■ **Texto citado**:
┄┄┄┄┄┄┄┄┄┄┄┄┄┄┄┄┄┄┄┄
Pañcamaḥ paṭalaḥ (Dhyāna) · Verso 35

अङ्गुष्ठाभ्यामुभे श्रोत्रे तर्जनीभ्यां द्विलोचने ।

aṅguṣṭhābhyāmubhe śrotre tarjanībhyāṃ dvilocane |

Con los pulgares, ambos oídos; con los dedos índice, ambos ojos; con los medios, las fosas nasales; y con los cuatro restantes, los labios superior e inferior: el yogin que así retiene el viento ve el Ser como luz.

Este verso describe la śaṇmukhi mudrā —“sello de las seis puertas”—, también conocida como yoni mudrā o ṣaṇmukha mudrā. Al cerrar simultáneamente los siete orificios sensoriales de la cabeza, el yogin retira el prāṇa de su dispersión habitual hacia el exterior y lo concentra en el interior. El resultado directo es la percepción del Ser como luz (jyotīrūpa): la experiencia que la práctica de pratīkopāsanā ha ido preparando desde los versos anteriores.
┄┄┄┄┄┄┄┄┄┄┄┄┄┄┄┄┄┄┄┄
■ **Tarea A**:
Duplica, por favor, el pasaje del texto sobre la śaṇmukhi mudrā que va de "Pañcamaḥ paṭalaḥ (Dhyāna)" a "los versos anteriores.", ambos incluidos.
■ **Tarea B**:
Según el texto sobre la śaṇmukhi mudrā, ¿con qué dedos se cierran los ojos?
■ **Tarea C**:
Prolonga el texto sobre la śaṇmukhi mudrā a partir de su última oración.
El listado no hace falta para resolver nada aquí.

■ **Listado extraído**:
┄┄┄┄┄┄┄┄┄┄┄┄┄┄┄┄┄┄┄┄
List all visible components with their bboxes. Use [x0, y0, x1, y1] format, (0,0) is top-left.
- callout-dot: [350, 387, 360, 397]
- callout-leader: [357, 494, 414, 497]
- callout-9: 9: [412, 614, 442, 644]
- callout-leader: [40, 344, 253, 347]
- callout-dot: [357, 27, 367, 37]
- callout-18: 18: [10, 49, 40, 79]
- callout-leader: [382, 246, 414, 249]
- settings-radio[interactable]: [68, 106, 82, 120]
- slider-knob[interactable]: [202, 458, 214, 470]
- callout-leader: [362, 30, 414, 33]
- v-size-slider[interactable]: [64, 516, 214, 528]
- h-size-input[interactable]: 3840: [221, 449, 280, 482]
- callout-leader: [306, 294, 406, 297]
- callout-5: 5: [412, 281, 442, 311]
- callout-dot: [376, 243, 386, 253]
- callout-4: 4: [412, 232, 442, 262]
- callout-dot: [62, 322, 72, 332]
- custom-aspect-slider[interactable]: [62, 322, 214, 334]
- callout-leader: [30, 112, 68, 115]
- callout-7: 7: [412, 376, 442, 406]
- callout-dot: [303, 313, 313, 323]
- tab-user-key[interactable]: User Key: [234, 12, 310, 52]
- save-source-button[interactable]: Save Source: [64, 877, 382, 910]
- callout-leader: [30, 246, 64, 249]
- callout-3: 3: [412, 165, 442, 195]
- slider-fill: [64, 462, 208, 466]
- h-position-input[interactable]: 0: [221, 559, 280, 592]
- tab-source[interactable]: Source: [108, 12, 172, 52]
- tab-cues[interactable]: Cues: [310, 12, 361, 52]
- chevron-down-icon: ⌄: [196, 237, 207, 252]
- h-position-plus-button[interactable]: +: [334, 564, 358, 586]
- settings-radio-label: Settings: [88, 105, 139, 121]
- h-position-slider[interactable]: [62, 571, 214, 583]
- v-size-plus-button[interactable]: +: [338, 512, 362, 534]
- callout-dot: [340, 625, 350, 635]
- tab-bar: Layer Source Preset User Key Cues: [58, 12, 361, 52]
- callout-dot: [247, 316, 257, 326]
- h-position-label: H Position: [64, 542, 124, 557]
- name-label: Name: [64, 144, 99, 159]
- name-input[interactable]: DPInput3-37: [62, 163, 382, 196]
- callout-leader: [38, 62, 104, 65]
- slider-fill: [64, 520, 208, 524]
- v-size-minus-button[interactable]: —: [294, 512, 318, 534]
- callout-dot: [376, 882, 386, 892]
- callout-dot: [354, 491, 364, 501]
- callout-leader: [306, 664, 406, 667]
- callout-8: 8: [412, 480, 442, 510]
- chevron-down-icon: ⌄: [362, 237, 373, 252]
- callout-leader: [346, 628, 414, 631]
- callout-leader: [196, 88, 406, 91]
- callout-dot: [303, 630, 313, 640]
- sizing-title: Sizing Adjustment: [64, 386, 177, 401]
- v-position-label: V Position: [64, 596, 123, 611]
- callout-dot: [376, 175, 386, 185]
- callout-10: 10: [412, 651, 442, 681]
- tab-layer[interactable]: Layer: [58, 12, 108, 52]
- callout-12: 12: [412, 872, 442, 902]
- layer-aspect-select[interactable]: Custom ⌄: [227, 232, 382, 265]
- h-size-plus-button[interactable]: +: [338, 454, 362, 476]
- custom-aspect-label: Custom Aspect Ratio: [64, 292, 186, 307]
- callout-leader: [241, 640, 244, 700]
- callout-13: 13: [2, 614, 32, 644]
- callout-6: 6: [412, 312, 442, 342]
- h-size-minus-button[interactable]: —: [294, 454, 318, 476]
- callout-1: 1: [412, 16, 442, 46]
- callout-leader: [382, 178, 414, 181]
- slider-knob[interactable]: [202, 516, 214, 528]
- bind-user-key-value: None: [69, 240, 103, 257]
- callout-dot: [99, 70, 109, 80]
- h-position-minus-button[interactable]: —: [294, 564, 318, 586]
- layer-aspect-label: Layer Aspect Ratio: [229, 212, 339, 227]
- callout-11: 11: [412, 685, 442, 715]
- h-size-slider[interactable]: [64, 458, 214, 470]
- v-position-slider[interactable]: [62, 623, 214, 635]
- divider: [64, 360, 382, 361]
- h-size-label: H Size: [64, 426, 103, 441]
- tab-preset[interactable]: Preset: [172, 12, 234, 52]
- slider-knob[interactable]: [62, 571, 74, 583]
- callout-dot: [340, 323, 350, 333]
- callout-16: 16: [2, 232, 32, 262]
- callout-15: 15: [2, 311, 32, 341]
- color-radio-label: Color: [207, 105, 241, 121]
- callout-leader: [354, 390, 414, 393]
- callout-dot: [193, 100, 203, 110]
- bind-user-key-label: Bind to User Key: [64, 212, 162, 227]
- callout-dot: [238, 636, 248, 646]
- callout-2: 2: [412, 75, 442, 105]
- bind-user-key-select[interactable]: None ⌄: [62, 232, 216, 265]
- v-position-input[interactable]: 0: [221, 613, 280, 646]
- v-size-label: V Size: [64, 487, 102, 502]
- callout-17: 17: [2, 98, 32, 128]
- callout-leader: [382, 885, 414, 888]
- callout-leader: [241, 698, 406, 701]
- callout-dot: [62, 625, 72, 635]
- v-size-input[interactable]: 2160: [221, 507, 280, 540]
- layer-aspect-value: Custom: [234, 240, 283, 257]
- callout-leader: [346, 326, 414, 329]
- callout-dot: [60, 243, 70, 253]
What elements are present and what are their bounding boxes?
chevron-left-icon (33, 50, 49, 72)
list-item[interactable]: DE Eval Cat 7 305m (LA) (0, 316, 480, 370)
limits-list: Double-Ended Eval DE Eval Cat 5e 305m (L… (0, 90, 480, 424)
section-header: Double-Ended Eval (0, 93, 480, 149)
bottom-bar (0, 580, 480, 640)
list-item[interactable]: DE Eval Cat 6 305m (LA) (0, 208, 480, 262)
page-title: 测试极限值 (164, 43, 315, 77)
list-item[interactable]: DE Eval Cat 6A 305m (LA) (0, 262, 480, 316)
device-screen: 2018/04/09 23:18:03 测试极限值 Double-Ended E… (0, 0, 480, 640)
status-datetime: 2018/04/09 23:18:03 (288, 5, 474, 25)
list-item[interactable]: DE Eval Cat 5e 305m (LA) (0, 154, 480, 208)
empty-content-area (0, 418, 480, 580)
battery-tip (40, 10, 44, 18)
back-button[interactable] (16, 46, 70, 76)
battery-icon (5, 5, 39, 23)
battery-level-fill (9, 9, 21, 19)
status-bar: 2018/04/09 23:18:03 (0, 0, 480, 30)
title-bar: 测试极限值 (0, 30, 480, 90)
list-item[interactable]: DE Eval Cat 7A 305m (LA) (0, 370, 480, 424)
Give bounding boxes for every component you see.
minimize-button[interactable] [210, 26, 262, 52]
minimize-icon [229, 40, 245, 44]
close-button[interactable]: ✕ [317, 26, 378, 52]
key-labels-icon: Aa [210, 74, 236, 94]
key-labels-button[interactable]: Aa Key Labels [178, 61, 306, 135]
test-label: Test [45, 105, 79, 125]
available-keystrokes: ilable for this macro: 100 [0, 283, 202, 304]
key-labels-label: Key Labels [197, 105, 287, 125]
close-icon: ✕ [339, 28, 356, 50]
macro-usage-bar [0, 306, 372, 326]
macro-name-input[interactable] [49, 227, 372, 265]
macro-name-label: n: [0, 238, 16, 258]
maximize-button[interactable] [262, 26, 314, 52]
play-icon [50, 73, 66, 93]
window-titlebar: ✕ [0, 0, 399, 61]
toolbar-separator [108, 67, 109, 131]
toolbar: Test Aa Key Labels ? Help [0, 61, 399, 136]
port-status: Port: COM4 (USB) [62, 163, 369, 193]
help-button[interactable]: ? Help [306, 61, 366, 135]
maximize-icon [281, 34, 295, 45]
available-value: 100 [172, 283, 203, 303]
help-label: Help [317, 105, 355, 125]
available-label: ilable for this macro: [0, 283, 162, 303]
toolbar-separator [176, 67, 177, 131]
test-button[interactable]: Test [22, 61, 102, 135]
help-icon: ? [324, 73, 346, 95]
┄┄┄┄┄┄┄┄┄┄┄┄┄┄┄┄┄┄┄┄
■ **Respuesta esperada A**:
Pañcamaḥ paṭalaḥ (Dhyāna) · Verso 35

अङ्गुष्ठाभ्यामुभे श्रोत्रे तर्जनीभ्यां द्विलोचने ।

aṅguṣṭhābhyāmubhe śrotre tarjanībhyāṃ dvilocane |

Con los pulgares, ambos oídos; con los dedos índice, ambos ojos; con los medios, las fosas nasales; y con los cuatro restantes, los labios superior e inferior: el yogin que así retiene el viento ve el Ser como luz.

Este verso describe la śaṇmukhi mudrā —“sello de las seis puertas”—, también conocida como yoni mudrā o ṣaṇmukha mudrā. Al cerrar simultáneamente los siete orificios sensoriales de la cabeza, el yogin retira el prāṇa de su dispersión habitual hacia el exterior y lo concentra en el interior. El resultado directo es la percepción del Ser como luz (jyotīrūpa): la experiencia que la práctica de pratīkopāsanā ha ido preparando desde los versos anteriores.

■ **Respuesta esperada B**:
Con los dedos índice.

■ **Respuesta esperada C**:
Aṅguṣṭha —“pulgar”, literalmente “la gruesa”— cierra las orejas (śrotra), sede del sonido (śabda). Tarjanī —“índice”, el dedo que señala— cierra los ojos (locana), sede de la forma (rūpa). Los dedos medios (madhyamā) cierran las fosas nasales (nāsikā), sede del olfato (gandha). Los cuatro dedos restantes sellan los labios, sede del gusto (rasa). La secuencia anatómica refleja el orden descendente de los tanmātra (elementos sensoriales sutiles).

La śaṇmukhi mudrā aparece también en el Haṭhapradīpikā (cap. III) y en la Gheraṇḍasaṃhitā, lo que confirma su lugar central en la práctica haṭhayóguica. La tradición la emplea como preparación para el nādānusandhāna —la investigación del sonido interno—. Cuando los sentidos externos se cierran, emerge el anāhata nāda, el sonido primordial no producido por percusión, que guía la conciencia hacia el samādhi.